Saved entries:
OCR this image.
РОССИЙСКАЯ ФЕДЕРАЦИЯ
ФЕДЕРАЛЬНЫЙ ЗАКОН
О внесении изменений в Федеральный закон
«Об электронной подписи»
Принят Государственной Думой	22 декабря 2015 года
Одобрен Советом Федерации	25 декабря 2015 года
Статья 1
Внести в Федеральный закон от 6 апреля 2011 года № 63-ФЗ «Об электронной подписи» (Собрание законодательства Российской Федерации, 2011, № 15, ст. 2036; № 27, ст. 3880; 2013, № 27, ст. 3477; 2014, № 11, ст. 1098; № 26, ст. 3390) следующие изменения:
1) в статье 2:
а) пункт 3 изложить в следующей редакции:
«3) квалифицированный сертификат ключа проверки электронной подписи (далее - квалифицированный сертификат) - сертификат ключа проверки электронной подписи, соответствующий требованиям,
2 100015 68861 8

* * *

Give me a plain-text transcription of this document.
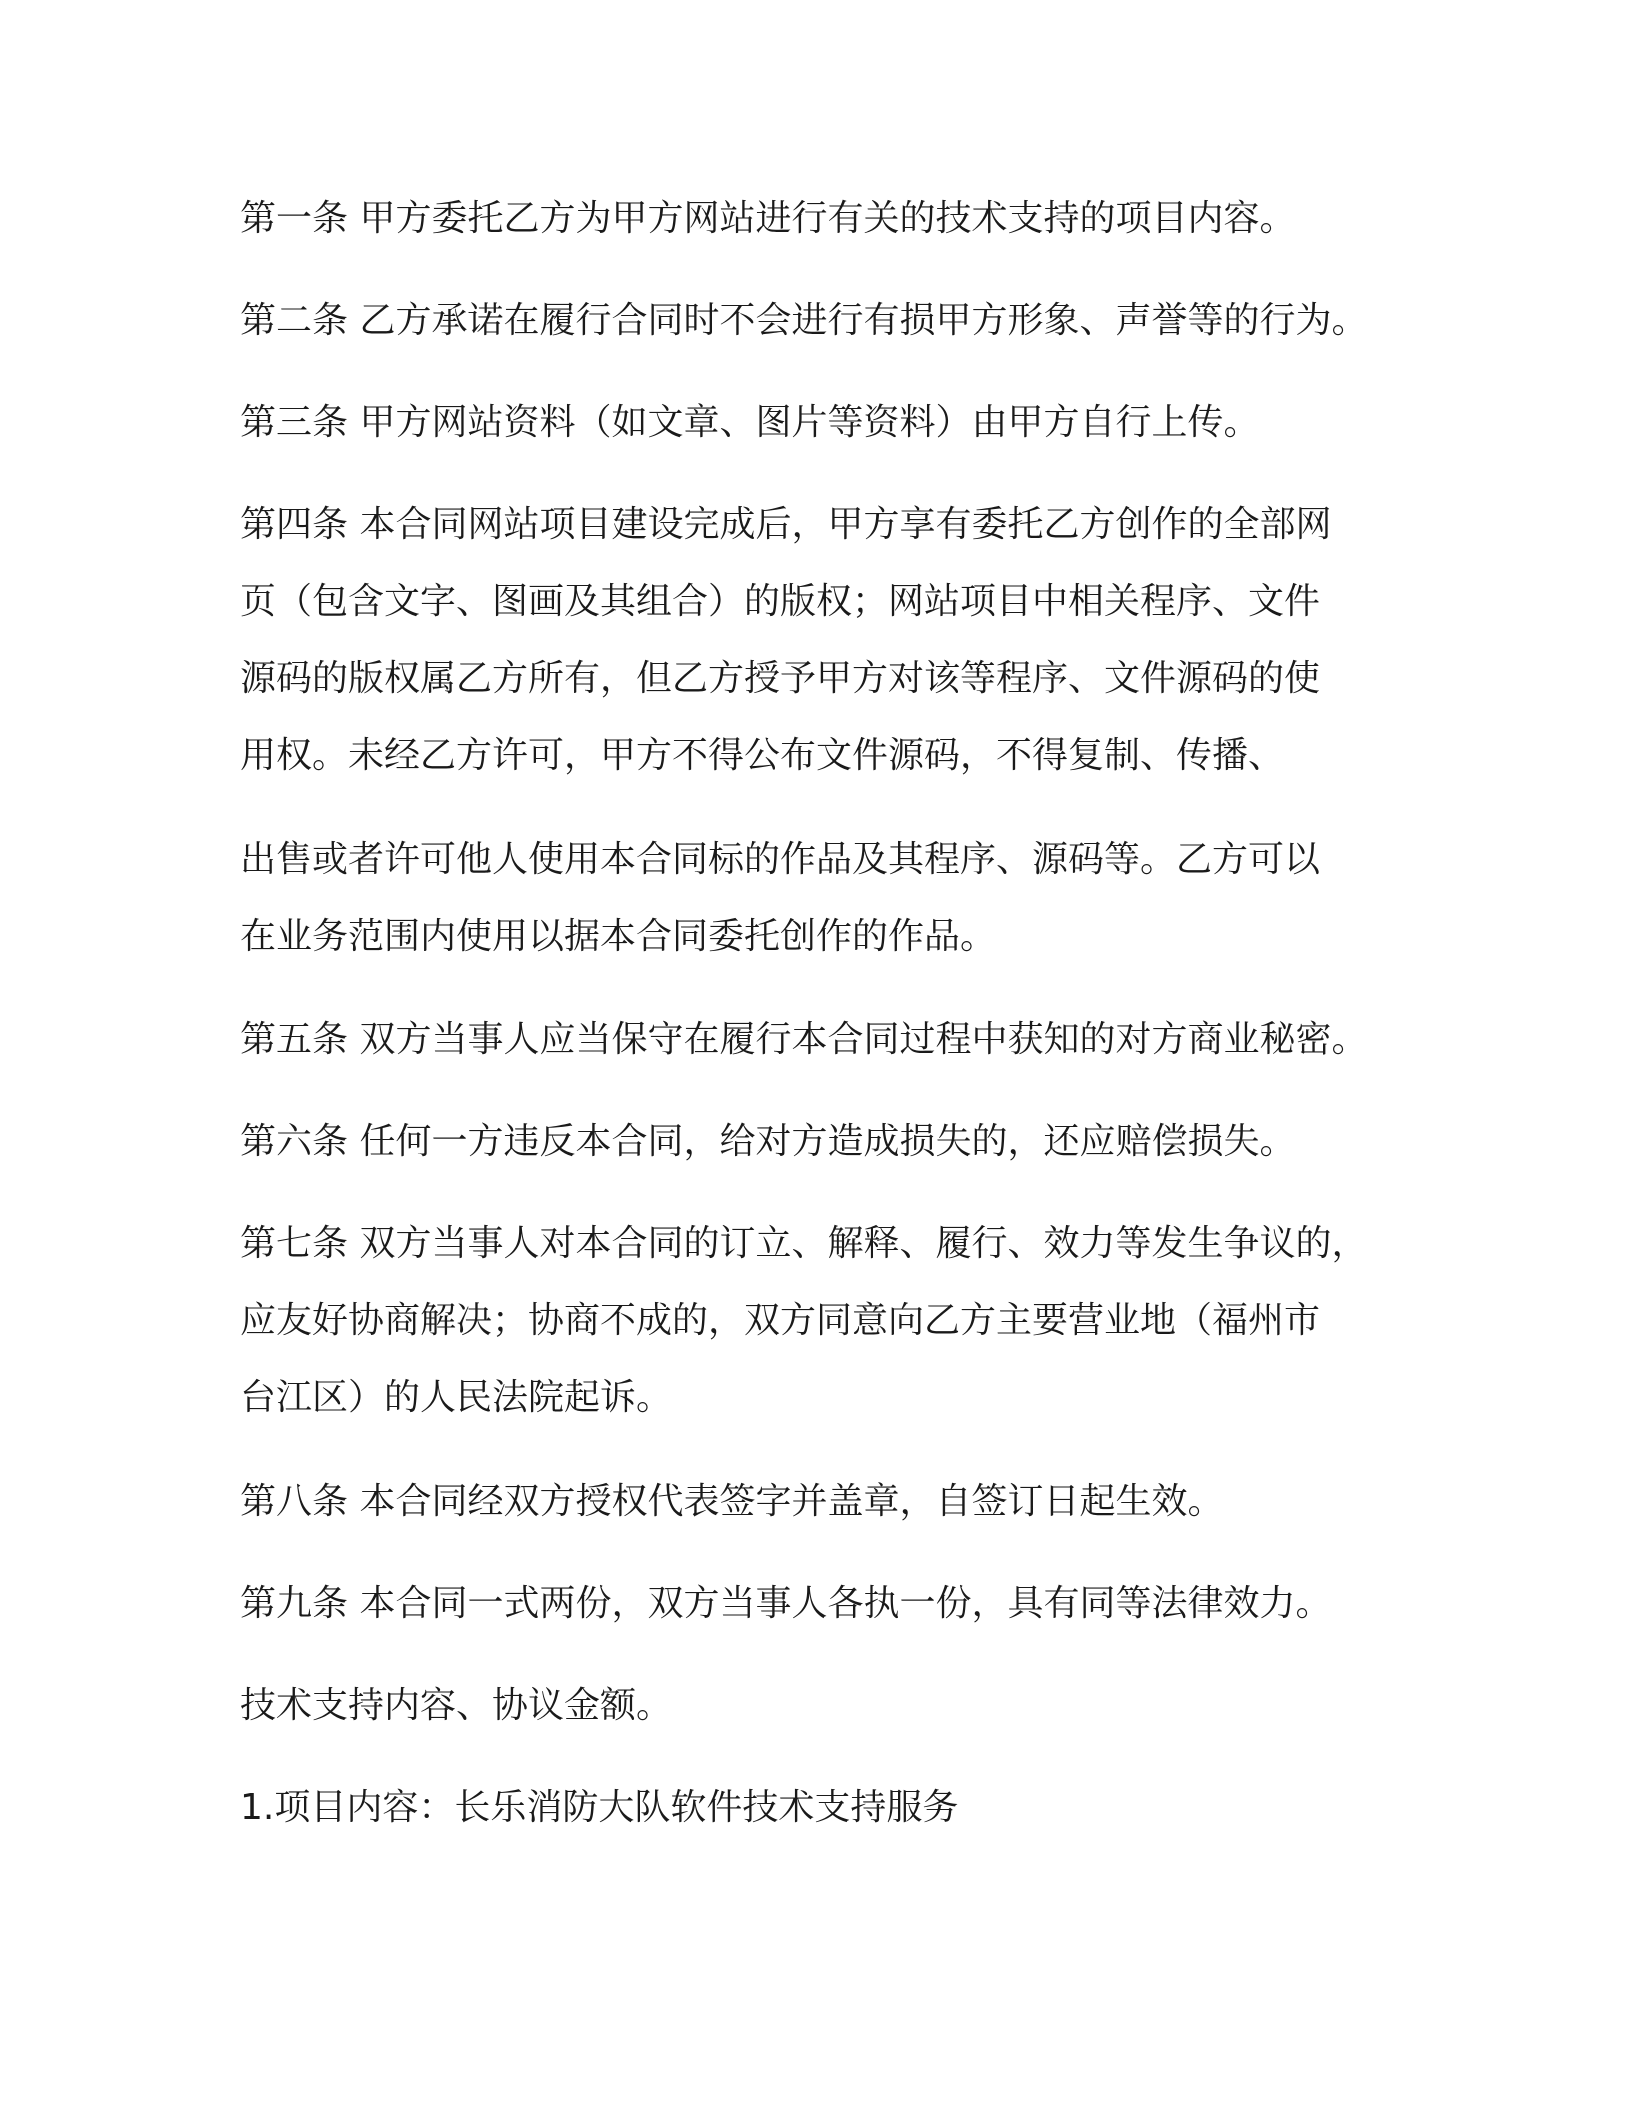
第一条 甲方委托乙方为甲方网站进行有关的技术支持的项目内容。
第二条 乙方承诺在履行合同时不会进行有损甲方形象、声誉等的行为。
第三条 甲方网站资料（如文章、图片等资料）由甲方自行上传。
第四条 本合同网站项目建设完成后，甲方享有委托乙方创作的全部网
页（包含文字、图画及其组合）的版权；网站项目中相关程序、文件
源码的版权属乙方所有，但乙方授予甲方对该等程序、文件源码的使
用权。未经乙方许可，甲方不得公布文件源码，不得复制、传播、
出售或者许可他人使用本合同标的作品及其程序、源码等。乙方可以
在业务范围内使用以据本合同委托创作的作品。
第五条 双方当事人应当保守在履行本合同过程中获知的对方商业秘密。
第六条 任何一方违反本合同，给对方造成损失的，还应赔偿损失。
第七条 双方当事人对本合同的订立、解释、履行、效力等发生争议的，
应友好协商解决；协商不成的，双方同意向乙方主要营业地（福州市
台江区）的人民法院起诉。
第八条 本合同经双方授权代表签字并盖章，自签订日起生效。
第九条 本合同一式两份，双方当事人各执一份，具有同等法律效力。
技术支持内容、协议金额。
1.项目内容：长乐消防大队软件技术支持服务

---

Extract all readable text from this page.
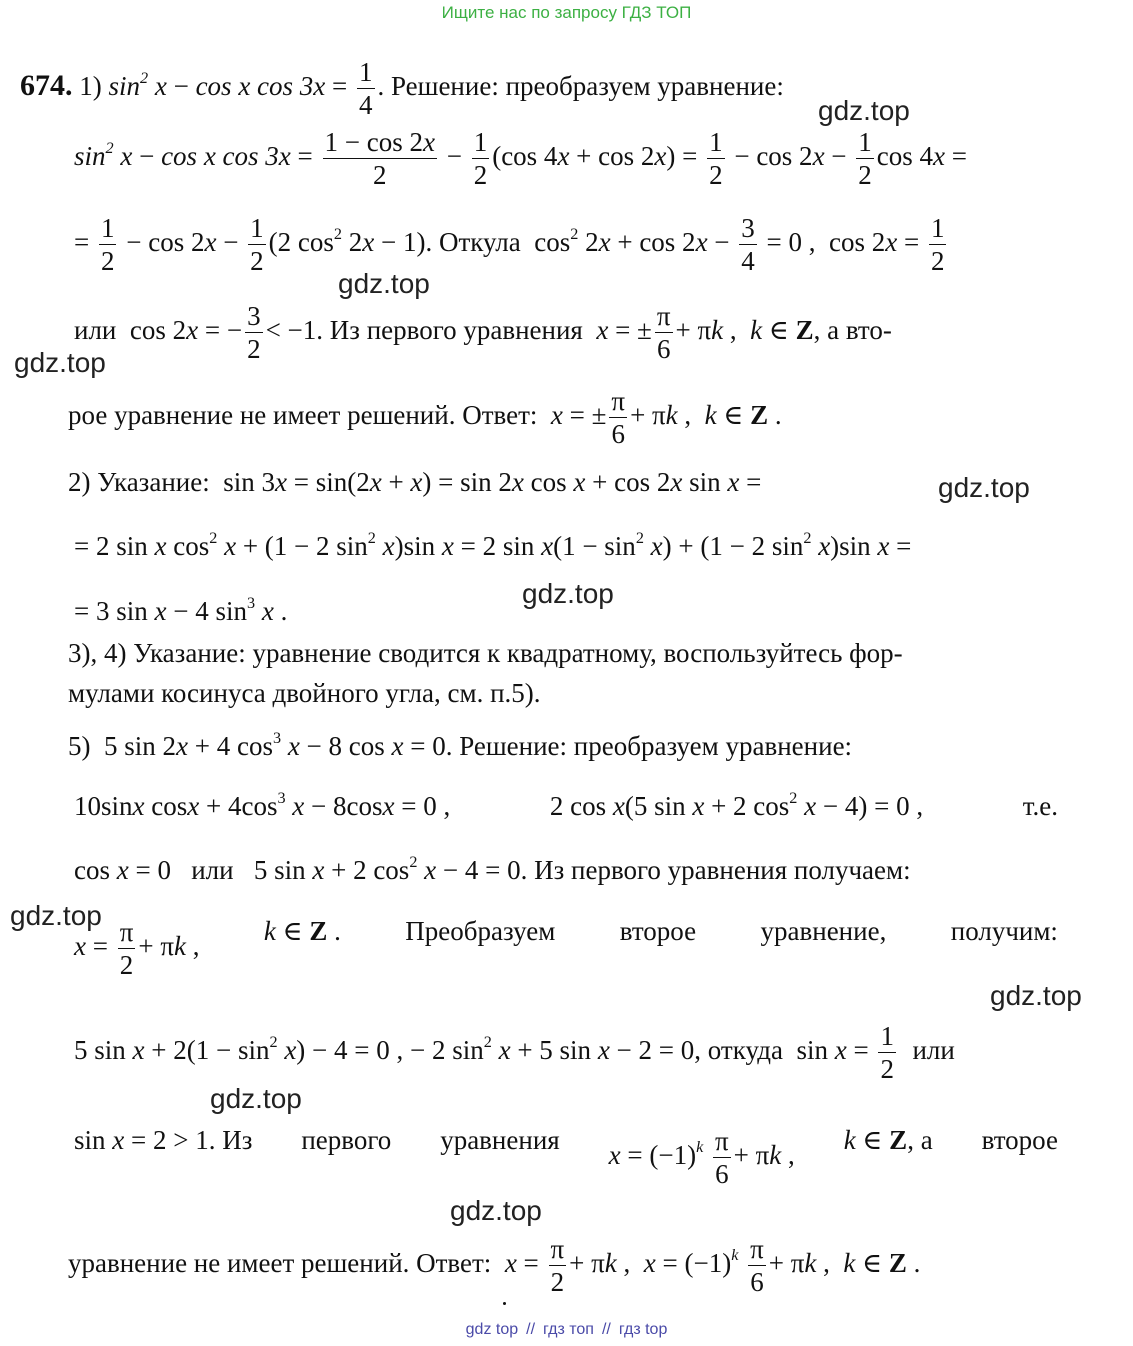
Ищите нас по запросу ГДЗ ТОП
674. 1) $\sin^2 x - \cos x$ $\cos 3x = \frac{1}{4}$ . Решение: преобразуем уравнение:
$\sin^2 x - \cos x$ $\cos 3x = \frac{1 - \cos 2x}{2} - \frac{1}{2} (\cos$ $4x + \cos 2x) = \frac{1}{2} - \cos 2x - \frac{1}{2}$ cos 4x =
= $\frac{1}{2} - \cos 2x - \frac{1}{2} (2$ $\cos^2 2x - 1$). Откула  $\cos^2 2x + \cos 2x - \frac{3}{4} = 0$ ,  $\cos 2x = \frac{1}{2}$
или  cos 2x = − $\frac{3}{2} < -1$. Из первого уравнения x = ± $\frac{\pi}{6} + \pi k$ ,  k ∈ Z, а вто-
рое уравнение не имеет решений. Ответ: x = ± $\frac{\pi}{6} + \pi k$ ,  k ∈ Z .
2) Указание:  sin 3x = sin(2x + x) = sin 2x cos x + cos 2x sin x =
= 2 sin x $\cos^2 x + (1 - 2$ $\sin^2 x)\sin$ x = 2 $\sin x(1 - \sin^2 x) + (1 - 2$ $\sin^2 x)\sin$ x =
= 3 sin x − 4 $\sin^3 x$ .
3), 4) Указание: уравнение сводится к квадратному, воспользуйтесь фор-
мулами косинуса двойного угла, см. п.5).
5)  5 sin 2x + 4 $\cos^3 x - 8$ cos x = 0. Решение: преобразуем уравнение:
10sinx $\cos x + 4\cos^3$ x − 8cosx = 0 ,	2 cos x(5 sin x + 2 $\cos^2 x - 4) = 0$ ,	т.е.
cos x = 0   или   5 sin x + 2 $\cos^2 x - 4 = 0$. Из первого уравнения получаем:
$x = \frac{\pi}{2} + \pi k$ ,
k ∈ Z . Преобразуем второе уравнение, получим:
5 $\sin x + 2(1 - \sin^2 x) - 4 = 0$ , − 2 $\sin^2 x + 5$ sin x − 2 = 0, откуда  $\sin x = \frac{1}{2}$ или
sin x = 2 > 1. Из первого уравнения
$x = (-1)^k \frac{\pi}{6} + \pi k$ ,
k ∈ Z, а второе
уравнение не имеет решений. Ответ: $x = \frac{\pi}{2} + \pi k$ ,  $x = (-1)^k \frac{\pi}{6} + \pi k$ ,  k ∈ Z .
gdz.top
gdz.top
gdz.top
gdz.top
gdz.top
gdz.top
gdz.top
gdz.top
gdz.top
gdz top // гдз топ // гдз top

— WHAT TO WORK ON —
Check each line of the data above for the word "второе" and say how many lines have it. Give the number alone.

— OUTPUT OF THE EXERCISE —
2